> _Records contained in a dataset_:
.....

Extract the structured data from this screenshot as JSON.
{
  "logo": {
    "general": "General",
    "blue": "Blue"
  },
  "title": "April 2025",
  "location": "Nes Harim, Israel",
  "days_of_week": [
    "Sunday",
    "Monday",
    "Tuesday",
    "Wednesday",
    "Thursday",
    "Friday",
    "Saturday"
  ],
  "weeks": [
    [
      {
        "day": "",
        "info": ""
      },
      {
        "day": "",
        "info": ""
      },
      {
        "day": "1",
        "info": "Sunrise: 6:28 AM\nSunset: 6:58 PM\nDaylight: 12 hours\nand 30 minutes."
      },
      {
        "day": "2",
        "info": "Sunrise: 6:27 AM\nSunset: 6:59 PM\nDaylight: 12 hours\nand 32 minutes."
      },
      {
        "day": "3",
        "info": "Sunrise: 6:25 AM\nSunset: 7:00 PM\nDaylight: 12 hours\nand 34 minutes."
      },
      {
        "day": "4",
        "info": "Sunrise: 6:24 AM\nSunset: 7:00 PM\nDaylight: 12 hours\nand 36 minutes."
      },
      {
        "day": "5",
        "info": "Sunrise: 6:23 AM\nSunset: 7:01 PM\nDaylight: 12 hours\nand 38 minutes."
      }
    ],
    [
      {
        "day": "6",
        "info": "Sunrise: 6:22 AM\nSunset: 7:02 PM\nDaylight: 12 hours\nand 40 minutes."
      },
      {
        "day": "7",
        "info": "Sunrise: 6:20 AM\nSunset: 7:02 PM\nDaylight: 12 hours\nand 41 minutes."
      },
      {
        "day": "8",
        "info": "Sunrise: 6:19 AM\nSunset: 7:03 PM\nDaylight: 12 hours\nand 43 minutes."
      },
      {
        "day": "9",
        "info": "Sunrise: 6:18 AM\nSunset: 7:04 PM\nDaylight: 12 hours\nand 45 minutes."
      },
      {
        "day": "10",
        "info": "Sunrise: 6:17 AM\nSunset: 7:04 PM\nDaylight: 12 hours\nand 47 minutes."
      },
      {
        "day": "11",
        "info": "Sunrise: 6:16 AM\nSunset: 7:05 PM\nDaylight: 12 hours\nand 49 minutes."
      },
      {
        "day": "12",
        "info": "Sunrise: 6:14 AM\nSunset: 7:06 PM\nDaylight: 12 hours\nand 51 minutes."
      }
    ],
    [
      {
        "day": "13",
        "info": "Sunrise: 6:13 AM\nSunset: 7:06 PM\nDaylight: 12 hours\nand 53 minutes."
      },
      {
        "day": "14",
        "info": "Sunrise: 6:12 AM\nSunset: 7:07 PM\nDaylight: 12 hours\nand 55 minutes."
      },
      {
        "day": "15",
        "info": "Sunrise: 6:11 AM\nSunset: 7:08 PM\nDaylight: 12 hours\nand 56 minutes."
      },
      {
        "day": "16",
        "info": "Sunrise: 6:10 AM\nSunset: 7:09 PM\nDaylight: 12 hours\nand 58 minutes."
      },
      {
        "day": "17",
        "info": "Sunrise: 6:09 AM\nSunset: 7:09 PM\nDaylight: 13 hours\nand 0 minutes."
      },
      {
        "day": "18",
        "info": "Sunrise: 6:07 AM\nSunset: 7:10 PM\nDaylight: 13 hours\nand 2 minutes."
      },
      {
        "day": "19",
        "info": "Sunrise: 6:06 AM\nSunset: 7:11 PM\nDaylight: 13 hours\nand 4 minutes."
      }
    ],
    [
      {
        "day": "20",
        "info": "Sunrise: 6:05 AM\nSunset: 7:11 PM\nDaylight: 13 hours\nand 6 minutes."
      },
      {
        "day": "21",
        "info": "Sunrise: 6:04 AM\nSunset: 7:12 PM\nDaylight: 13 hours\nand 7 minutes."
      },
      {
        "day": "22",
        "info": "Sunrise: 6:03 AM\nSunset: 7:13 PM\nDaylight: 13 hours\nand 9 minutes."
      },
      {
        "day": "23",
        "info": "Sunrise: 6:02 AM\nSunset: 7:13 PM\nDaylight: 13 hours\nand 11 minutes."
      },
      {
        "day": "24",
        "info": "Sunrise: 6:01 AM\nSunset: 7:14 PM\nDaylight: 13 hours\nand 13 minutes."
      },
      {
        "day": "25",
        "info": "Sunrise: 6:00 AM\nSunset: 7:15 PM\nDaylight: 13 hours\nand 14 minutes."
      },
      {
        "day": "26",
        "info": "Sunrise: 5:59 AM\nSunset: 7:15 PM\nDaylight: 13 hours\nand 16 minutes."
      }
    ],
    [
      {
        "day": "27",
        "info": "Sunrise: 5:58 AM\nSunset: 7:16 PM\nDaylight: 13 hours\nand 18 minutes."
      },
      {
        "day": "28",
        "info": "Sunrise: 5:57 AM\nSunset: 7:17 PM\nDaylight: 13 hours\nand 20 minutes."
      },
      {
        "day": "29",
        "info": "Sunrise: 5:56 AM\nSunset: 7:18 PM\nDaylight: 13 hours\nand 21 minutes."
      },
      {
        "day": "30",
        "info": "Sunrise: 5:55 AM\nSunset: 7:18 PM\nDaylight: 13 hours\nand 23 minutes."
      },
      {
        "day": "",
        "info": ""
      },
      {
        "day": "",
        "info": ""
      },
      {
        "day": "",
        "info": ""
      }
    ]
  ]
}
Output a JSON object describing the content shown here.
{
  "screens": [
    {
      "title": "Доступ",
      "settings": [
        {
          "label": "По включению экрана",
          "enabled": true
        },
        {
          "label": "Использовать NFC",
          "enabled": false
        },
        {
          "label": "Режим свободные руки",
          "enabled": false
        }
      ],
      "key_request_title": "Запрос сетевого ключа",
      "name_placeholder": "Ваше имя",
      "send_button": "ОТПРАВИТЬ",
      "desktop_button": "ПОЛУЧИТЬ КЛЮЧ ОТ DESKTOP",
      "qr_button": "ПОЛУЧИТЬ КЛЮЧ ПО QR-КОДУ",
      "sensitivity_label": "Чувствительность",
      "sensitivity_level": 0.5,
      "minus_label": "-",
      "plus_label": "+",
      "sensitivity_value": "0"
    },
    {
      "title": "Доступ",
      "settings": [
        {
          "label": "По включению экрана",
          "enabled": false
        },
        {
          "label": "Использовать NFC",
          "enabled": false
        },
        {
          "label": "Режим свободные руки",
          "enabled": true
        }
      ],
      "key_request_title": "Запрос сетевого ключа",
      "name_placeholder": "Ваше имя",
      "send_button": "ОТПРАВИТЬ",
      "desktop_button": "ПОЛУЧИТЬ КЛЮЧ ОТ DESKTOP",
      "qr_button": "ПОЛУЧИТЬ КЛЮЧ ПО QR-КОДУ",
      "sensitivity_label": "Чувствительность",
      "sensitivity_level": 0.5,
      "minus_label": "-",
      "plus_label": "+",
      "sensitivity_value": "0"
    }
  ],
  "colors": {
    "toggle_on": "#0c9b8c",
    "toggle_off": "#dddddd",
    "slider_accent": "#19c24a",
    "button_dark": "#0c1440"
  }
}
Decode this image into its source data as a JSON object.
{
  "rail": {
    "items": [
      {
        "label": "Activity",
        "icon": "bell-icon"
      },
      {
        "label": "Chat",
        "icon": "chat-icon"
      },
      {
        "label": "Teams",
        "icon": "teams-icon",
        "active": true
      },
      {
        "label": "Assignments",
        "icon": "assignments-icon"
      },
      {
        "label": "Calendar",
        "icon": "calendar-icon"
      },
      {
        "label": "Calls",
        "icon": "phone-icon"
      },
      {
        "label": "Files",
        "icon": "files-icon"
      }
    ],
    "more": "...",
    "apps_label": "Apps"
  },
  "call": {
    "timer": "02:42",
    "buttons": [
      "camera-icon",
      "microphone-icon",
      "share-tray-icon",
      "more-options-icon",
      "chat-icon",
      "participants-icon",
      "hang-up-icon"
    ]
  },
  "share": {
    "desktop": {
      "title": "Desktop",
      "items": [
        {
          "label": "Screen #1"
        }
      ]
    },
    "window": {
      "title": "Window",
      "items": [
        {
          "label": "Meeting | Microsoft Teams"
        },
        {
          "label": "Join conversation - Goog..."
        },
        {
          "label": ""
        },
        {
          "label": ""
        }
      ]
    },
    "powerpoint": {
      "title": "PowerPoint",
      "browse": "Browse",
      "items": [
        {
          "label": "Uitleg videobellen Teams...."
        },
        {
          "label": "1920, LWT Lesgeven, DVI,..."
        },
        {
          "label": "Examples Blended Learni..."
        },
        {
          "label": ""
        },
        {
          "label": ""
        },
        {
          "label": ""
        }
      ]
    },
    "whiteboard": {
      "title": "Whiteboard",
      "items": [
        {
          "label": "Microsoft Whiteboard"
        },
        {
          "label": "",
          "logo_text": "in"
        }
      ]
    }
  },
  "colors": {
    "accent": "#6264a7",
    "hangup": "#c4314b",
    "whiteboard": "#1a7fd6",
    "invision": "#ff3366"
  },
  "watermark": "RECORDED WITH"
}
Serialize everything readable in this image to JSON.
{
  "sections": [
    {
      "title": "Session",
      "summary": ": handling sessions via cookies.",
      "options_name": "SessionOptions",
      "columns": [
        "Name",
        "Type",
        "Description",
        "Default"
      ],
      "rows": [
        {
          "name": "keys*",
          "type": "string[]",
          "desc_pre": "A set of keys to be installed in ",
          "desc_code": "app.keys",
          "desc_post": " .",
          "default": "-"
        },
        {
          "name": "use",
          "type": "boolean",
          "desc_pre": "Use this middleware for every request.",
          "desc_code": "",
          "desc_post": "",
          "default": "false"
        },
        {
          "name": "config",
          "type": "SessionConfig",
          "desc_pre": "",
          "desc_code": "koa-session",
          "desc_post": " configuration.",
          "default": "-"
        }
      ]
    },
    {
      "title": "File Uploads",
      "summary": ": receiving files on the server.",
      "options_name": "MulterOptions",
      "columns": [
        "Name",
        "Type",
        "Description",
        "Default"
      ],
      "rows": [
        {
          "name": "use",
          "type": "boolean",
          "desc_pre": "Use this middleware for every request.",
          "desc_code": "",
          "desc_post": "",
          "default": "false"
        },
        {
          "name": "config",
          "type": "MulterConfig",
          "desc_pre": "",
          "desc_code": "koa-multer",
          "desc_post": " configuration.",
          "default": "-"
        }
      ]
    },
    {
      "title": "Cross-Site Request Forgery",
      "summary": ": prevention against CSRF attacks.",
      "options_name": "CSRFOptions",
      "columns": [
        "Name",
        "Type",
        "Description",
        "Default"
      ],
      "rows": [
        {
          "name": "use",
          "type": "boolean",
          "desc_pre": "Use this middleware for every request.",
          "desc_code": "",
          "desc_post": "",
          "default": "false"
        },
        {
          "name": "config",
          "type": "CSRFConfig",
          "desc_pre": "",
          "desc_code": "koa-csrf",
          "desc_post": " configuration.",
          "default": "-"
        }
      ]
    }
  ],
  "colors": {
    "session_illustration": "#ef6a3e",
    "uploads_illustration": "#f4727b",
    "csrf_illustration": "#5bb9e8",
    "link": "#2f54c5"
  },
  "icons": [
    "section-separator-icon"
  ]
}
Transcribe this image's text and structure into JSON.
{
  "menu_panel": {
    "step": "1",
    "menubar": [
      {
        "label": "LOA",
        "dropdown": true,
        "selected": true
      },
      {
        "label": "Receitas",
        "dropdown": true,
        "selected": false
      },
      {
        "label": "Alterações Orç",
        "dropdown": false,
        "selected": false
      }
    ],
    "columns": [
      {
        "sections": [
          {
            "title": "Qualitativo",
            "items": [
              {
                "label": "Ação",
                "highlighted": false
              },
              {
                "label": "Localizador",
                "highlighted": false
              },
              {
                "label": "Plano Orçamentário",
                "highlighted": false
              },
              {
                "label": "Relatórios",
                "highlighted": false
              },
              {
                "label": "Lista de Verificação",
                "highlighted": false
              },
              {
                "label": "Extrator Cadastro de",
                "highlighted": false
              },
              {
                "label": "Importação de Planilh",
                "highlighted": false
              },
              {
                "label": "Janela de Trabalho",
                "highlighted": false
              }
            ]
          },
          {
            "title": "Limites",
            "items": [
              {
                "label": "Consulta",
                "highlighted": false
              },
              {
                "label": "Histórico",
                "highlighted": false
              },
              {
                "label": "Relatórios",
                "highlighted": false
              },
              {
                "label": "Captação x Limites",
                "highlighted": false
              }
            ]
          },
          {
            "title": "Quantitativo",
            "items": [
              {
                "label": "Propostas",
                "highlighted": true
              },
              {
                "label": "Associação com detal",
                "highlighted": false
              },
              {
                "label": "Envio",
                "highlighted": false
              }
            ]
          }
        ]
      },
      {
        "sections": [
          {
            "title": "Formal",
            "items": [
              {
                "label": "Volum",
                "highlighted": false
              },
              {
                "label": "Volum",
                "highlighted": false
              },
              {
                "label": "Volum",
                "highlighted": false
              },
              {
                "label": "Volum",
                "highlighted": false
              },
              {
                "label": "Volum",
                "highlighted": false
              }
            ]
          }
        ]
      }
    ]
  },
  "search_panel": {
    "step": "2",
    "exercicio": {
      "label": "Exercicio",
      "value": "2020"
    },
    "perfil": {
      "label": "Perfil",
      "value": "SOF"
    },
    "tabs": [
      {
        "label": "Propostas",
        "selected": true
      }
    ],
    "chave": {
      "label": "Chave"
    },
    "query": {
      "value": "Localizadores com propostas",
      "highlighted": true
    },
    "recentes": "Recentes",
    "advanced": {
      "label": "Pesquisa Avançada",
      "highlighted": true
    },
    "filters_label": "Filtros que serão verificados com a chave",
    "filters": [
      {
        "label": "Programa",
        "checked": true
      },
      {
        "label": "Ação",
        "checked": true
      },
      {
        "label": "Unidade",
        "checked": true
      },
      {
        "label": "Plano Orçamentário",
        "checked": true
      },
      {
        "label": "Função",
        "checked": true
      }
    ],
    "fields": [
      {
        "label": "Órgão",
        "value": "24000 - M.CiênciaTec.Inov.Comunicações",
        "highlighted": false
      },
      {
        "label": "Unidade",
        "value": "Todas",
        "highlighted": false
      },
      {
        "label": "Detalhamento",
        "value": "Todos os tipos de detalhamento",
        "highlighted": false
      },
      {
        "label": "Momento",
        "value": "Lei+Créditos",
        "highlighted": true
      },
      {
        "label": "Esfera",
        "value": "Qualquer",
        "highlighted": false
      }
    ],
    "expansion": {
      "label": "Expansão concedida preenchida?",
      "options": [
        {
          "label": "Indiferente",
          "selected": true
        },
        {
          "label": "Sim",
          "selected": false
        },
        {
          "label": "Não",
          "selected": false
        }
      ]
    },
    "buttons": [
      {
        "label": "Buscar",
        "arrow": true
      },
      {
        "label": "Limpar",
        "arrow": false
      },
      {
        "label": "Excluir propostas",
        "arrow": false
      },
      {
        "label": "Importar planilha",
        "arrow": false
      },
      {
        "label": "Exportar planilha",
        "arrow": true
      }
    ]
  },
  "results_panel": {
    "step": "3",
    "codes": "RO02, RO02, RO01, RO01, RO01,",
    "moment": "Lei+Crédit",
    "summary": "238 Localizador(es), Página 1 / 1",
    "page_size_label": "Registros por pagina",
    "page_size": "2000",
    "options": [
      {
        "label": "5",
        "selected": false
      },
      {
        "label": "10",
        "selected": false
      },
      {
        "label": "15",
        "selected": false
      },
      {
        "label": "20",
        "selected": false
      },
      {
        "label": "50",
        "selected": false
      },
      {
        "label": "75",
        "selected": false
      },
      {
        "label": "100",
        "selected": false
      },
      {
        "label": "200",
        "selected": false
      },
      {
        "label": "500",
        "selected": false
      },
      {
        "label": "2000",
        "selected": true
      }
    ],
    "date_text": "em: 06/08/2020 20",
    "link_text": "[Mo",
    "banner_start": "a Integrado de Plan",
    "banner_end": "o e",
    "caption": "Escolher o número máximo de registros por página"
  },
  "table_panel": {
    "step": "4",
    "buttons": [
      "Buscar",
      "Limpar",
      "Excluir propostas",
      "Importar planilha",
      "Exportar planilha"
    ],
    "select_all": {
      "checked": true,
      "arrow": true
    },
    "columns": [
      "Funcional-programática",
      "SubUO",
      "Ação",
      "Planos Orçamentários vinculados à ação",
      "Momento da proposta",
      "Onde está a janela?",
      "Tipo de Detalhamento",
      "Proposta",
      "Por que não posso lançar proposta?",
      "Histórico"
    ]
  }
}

.....

> _The problem_:
From the data above, copy each line where the string "Excluir" appears.

> _Response to this exercise_:
        "label": "Excluir propostas",
      "Excluir propostas",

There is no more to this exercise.